- **REQUIRED TASK**
Transcribe all of the records precisely as they are presented.

- **RECORDS**
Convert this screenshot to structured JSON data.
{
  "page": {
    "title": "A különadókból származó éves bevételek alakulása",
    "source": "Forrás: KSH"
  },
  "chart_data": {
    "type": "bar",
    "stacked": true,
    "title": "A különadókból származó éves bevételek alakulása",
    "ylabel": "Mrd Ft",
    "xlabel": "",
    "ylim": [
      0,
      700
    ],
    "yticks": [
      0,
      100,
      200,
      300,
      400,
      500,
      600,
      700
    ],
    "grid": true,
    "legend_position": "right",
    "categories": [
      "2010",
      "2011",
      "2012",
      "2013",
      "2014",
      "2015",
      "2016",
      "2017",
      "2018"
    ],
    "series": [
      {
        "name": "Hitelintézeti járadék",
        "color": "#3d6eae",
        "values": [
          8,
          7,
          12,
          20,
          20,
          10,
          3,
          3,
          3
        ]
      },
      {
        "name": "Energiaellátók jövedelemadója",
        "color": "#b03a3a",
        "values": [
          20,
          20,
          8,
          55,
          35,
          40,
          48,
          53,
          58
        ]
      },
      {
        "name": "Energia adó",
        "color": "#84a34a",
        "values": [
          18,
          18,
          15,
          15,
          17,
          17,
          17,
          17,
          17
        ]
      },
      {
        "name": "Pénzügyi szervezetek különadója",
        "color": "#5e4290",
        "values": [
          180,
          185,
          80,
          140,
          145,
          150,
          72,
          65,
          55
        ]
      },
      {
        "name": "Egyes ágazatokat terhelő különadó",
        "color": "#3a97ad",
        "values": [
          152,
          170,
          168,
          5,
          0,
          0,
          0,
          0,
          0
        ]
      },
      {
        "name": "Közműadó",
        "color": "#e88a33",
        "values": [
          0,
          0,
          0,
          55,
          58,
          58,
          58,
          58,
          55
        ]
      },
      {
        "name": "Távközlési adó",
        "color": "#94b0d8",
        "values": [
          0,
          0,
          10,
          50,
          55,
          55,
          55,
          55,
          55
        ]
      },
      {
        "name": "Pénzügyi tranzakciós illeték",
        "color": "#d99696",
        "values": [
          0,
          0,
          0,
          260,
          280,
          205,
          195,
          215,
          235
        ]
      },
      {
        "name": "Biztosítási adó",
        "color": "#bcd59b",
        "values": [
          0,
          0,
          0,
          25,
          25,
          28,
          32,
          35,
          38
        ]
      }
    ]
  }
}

- **PROBLEM SOLUTION**
Convert this screenshot to structured JSON data.
{
  "page": {
    "title": "A különadókból származó éves bevételek alakulása",
    "source": "Forrás: KSH"
  },
  "chart_data": {
    "type": "bar",
    "stacked": true,
    "title": "A különadókból származó éves bevételek alakulása",
    "ylabel": "Mrd Ft",
    "xlabel": "",
    "ylim": [
      0,
      700
    ],
    "yticks": [
      0,
      100,
      200,
      300,
      400,
      500,
      600,
      700
    ],
    "grid": true,
    "legend_position": "right",
    "categories": [
      "2010",
      "2011",
      "2012",
      "2013",
      "2014",
      "2015",
      "2016",
      "2017",
      "2018"
    ],
    "series": [
      {
        "name": "Hitelintézeti járadék",
        "color": "#3d6eae",
        "values": [
          8,
          7,
          12,
          20,
          20,
          10,
          3,
          3,
          3
        ]
      },
      {
        "name": "Energiaellátók jövedelemadója",
        "color": "#b03a3a",
        "values": [
          20,
          20,
          8,
          55,
          35,
          40,
          48,
          53,
          58
        ]
      },
      {
        "name": "Energia adó",
        "color": "#84a34a",
        "values": [
          18,
          18,
          15,
          15,
          17,
          17,
          17,
          17,
          17
        ]
      },
      {
        "name": "Pénzügyi szervezetek különadója",
        "color": "#5e4290",
        "values": [
          180,
          185,
          80,
          140,
          145,
          150,
          72,
          65,
          55
        ]
      },
      {
        "name": "Egyes ágazatokat terhelő különadó",
        "color": "#3a97ad",
        "values": [
          152,
          170,
          168,
          5,
          0,
          0,
          0,
          0,
          0
        ]
      },
      {
        "name": "Közműadó",
        "color": "#e88a33",
        "values": [
          0,
          0,
          0,
          55,
          58,
          58,
          58,
          58,
          55
        ]
      },
      {
        "name": "Távközlési adó",
        "color": "#94b0d8",
        "values": [
          0,
          0,
          10,
          50,
          55,
          55,
          55,
          55,
          55
        ]
      },
      {
        "name": "Pénzügyi tranzakciós illeték",
        "color": "#d99696",
        "values": [
          0,
          0,
          0,
          260,
          280,
          205,
          195,
          215,
          235
        ]
      },
      {
        "name": "Biztosítási adó",
        "color": "#bcd59b",
        "values": [
          0,
          0,
          0,
          25,
          25,
          28,
          32,
          35,
          38
        ]
      }
    ]
  }
}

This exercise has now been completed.